Stored data entries
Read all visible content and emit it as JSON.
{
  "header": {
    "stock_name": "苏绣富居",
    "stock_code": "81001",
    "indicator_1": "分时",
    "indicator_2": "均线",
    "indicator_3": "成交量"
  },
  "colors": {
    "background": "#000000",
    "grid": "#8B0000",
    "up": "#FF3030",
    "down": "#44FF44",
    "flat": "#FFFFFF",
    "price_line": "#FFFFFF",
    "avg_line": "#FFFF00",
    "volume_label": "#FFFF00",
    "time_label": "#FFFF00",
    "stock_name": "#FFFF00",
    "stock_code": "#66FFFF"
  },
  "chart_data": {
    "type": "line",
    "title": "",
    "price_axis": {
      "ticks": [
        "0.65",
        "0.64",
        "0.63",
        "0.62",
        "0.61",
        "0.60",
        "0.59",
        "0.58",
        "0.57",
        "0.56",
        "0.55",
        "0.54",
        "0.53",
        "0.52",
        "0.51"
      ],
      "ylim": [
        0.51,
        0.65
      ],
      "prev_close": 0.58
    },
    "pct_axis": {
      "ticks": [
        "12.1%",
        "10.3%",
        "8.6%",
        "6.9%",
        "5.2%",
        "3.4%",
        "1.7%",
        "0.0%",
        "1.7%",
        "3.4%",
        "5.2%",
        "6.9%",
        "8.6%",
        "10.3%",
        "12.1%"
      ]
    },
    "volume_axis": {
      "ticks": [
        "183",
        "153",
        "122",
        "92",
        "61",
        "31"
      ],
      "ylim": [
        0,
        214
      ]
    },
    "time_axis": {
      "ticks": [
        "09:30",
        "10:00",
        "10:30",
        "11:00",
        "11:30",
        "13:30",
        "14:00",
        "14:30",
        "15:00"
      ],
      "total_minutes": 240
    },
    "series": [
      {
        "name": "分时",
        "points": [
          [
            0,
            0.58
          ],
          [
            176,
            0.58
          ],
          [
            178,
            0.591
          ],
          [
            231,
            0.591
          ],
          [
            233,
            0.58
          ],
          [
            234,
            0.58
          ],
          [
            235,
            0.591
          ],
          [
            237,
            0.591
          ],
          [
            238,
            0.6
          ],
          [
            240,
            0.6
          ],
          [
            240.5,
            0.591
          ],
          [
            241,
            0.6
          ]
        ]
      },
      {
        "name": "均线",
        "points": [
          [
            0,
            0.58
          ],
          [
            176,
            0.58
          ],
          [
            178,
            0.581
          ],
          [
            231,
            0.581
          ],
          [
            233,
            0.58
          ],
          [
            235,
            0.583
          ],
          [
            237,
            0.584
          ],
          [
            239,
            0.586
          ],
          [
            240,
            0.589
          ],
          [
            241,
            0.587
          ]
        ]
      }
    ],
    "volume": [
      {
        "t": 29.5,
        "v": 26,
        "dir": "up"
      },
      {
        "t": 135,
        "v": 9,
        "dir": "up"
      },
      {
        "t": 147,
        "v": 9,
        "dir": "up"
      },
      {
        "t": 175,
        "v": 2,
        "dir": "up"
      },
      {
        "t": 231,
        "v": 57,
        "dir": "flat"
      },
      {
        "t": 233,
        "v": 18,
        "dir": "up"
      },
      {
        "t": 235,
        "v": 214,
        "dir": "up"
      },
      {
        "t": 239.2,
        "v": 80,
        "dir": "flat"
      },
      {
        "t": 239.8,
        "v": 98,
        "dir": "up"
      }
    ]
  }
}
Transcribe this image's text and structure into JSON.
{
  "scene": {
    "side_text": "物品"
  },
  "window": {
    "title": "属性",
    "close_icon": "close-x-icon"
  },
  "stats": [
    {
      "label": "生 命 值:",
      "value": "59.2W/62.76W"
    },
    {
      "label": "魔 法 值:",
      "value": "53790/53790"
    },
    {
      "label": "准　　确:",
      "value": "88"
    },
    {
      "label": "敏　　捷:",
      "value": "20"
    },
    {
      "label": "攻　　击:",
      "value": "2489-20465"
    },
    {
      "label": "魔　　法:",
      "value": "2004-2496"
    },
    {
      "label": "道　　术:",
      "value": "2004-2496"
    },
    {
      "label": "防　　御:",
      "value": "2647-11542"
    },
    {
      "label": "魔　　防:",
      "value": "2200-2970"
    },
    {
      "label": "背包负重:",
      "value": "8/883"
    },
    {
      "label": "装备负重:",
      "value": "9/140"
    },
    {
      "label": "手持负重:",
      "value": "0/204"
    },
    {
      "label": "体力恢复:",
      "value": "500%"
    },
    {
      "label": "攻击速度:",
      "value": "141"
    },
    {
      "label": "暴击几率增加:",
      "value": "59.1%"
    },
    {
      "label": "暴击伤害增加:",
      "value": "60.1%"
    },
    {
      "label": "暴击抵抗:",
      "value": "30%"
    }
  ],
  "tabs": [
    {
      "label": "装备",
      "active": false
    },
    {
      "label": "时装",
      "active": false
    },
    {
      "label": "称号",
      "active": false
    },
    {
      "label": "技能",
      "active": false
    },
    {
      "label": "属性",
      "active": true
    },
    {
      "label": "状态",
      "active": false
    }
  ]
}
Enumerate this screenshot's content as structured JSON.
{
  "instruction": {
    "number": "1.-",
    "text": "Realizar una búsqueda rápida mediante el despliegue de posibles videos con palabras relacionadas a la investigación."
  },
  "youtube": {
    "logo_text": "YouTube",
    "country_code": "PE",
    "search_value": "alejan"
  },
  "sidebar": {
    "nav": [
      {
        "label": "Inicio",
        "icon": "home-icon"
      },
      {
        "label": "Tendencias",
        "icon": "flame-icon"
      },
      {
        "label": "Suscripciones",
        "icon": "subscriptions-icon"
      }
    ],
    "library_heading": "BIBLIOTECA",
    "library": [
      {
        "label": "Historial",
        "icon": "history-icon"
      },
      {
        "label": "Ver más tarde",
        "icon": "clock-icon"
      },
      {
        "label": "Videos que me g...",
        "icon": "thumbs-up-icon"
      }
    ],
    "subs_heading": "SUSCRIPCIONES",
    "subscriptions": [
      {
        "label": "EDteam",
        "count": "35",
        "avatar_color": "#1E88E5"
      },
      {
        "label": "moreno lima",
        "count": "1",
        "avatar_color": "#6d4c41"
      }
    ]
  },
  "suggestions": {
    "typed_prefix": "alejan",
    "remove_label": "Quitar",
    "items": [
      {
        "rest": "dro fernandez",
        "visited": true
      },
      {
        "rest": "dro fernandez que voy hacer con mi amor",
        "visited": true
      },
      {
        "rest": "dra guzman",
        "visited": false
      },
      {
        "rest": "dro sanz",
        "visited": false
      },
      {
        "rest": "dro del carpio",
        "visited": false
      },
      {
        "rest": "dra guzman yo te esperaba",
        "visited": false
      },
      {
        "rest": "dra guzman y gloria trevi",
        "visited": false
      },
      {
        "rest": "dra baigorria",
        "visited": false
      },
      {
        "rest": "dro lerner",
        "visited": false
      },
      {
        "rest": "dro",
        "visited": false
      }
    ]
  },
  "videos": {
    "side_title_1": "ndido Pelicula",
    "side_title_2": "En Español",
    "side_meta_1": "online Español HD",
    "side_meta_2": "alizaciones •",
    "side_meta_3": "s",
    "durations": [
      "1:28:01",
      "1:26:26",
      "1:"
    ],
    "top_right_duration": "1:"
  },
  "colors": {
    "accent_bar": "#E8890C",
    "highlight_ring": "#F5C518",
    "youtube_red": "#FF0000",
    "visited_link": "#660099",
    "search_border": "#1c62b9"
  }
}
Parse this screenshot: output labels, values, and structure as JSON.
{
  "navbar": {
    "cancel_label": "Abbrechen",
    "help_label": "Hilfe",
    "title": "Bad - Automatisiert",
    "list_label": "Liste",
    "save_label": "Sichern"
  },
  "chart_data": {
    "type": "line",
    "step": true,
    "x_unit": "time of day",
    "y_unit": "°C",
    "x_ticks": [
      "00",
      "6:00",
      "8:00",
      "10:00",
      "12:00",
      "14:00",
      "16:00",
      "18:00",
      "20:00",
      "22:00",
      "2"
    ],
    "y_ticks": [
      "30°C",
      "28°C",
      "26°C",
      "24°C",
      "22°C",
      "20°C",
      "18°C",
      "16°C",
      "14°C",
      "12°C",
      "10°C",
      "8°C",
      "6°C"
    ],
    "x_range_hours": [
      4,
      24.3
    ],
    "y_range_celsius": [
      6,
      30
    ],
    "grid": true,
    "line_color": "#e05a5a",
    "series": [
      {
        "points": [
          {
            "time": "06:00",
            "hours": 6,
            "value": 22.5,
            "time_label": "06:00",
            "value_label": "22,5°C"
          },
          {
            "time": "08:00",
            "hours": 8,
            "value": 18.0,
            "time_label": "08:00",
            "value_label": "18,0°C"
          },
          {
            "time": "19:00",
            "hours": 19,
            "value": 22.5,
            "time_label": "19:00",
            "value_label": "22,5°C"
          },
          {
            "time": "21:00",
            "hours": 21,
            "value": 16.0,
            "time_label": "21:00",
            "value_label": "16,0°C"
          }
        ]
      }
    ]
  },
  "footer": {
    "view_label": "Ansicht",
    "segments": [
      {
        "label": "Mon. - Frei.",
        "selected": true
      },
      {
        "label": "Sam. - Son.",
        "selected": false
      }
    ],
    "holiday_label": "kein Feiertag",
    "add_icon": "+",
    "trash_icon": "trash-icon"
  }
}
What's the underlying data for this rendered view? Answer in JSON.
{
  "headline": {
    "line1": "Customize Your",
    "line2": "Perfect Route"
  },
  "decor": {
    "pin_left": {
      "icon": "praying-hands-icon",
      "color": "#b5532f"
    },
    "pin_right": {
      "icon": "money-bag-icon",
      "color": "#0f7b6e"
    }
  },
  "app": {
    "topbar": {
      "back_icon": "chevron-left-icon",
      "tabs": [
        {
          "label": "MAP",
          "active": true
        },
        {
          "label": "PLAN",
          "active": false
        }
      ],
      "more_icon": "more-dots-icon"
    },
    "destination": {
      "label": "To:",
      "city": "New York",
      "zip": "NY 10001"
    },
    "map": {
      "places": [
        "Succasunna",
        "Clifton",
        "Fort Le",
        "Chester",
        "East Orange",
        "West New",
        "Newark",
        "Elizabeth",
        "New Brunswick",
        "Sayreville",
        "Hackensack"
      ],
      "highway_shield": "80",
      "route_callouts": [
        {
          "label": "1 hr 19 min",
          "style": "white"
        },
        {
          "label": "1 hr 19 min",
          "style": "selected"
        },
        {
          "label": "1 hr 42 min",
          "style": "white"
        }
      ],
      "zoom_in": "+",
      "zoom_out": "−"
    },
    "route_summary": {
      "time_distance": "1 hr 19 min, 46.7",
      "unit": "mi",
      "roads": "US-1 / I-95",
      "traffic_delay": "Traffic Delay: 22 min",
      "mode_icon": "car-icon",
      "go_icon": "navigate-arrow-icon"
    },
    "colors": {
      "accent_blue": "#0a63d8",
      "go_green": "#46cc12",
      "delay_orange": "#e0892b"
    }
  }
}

**PROBLEM STATEMENT:** In the entries above, find every line holding the word "guzman" and copy it out.

**TASK OUTPUT:**
        "rest": "dra guzman",
        "rest": "dra guzman yo te esperaba",
        "rest": "dra guzman y gloria trevi",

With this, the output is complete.